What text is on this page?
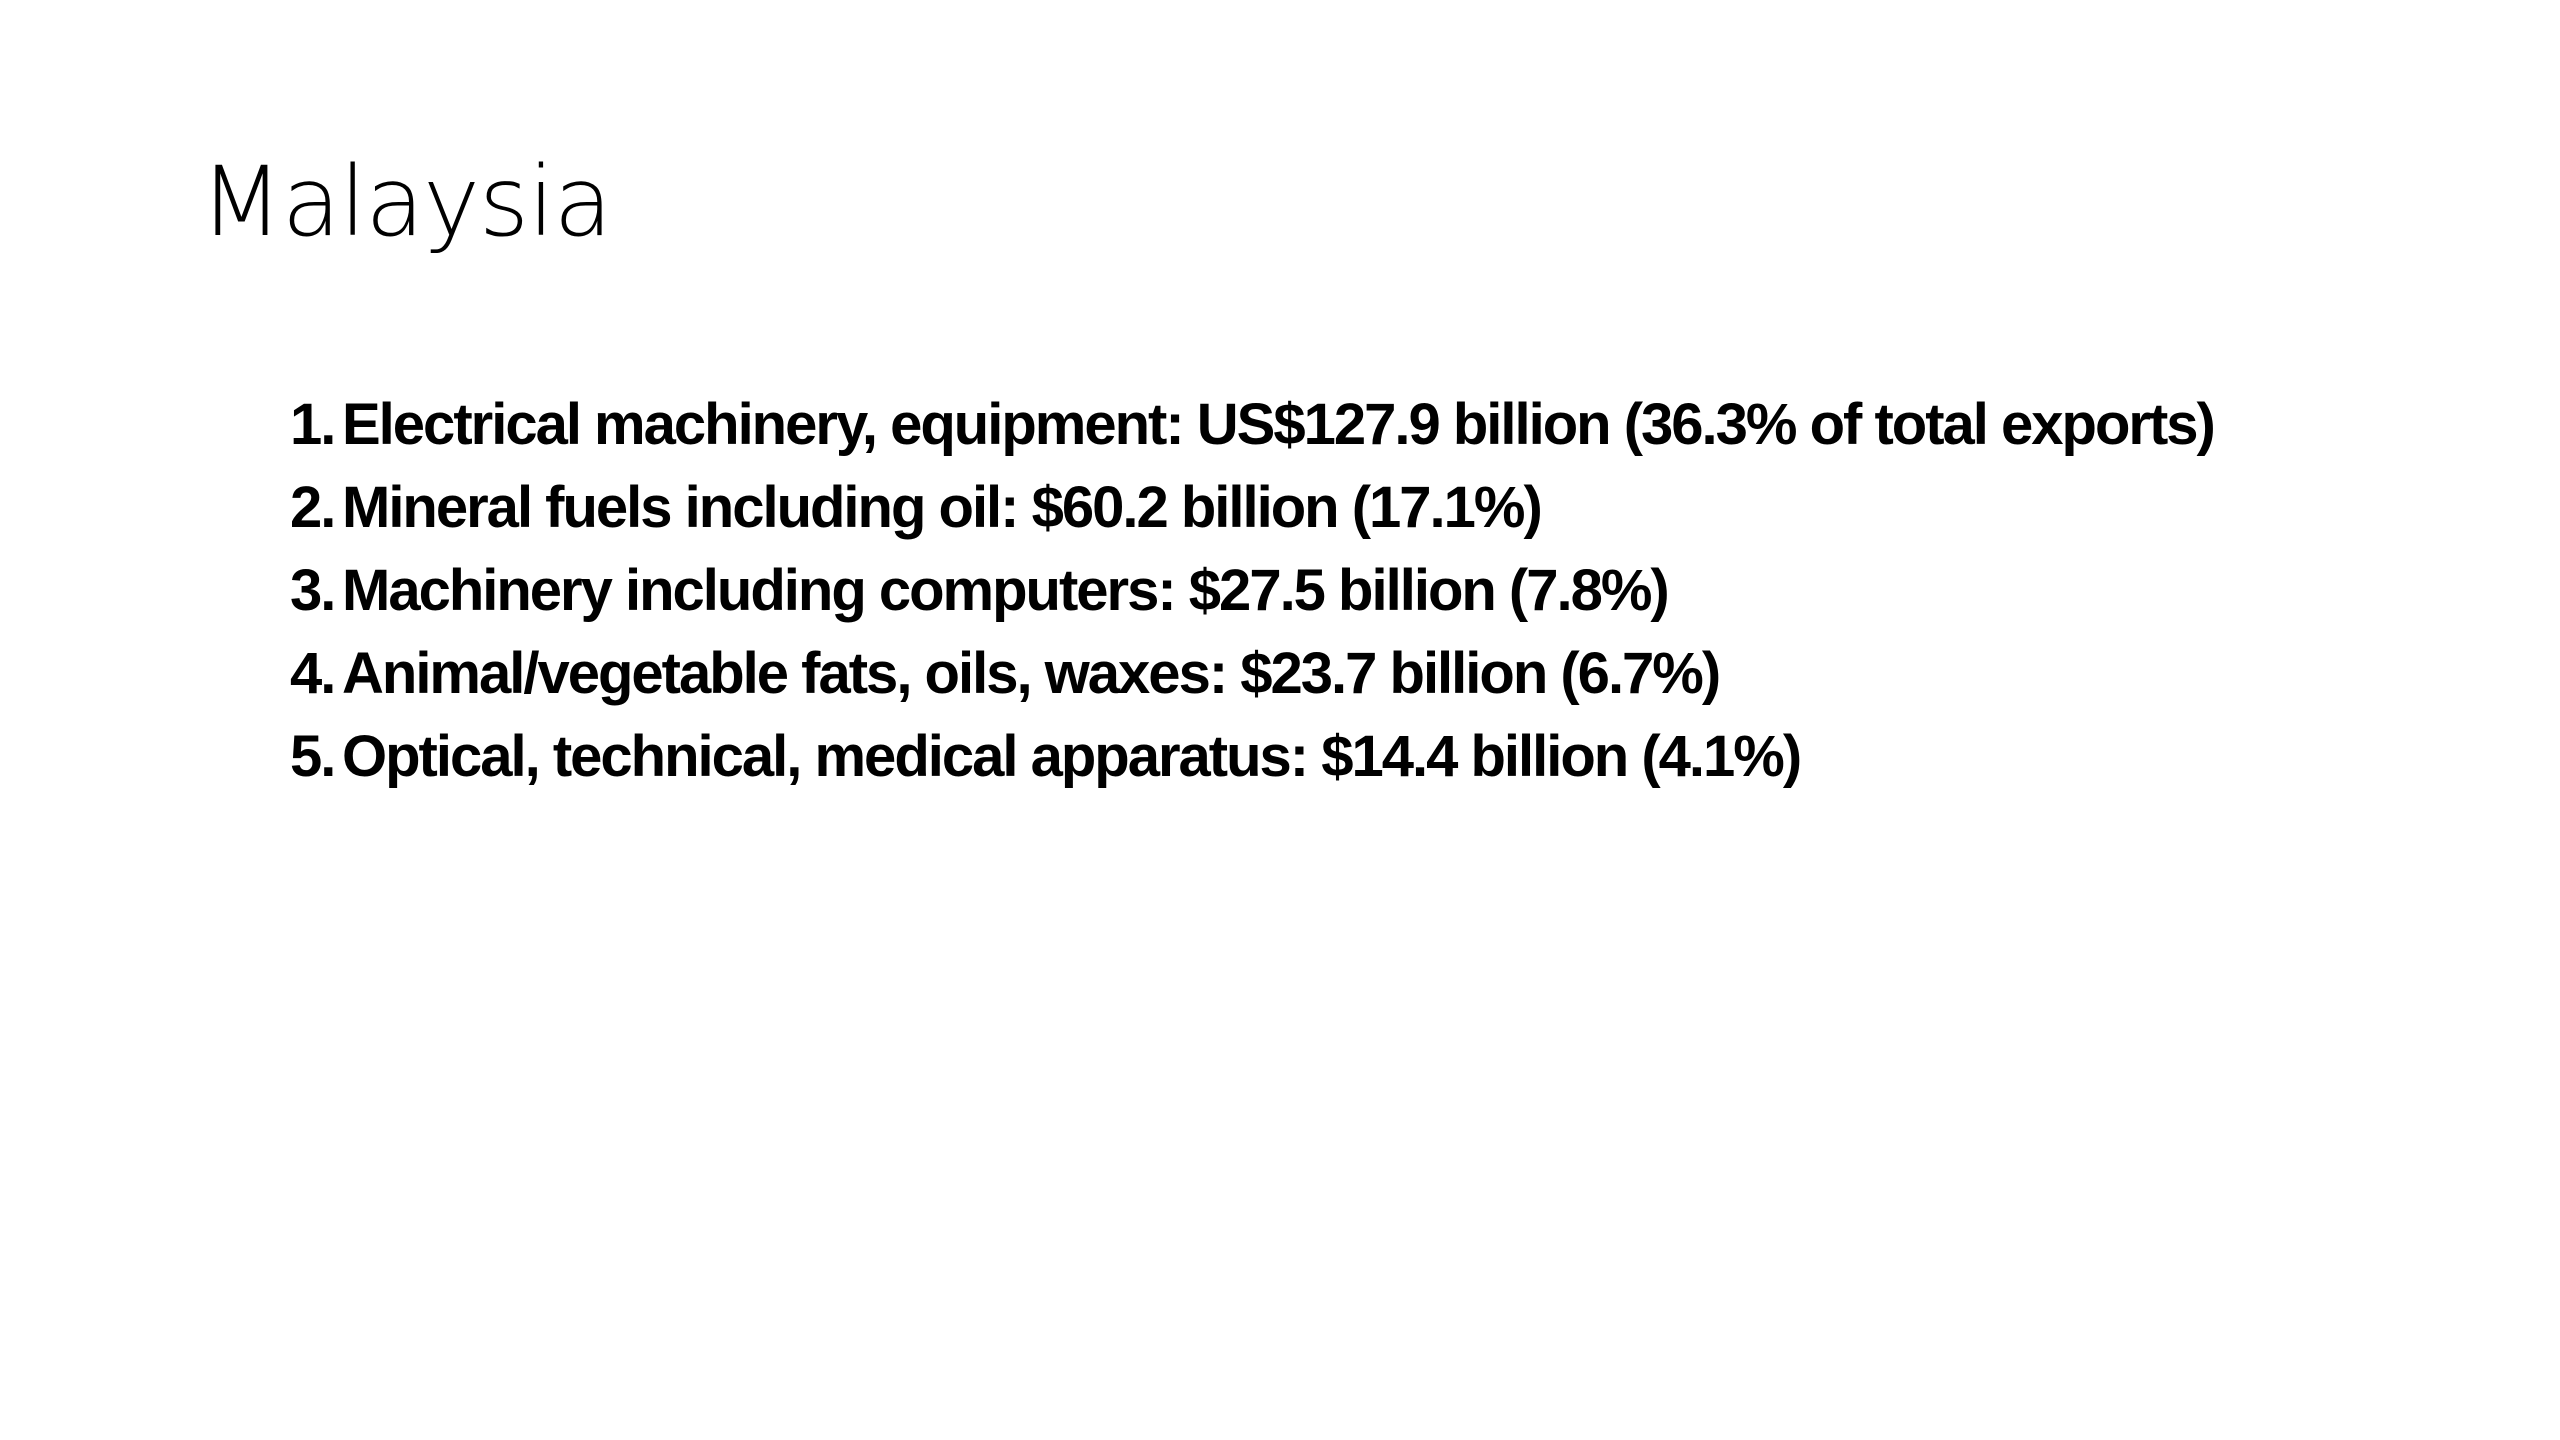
Malaysia
1. Electrical machinery, equipment: US$127.9 billion (36.3% of total exports)
2. Mineral fuels including oil: $60.2 billion (17.1%)
3. Machinery including computers: $27.5 billion (7.8%)
4. Animal/vegetable fats, oils, waxes: $23.7 billion (6.7%)
5. Optical, technical, medical apparatus: $14.4 billion (4.1%)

Task to complete: Restate the listing above word for word, and skip the pictures.

Correct answer:
What text is on this page?
Malaysia
1. Electrical machinery, equipment: US$127.9 billion (36.3% of total exports)
2. Mineral fuels including oil: $60.2 billion (17.1%)
3. Machinery including computers: $27.5 billion (7.8%)
4. Animal/vegetable fats, oils, waxes: $23.7 billion (6.7%)
5. Optical, technical, medical apparatus: $14.4 billion (4.1%)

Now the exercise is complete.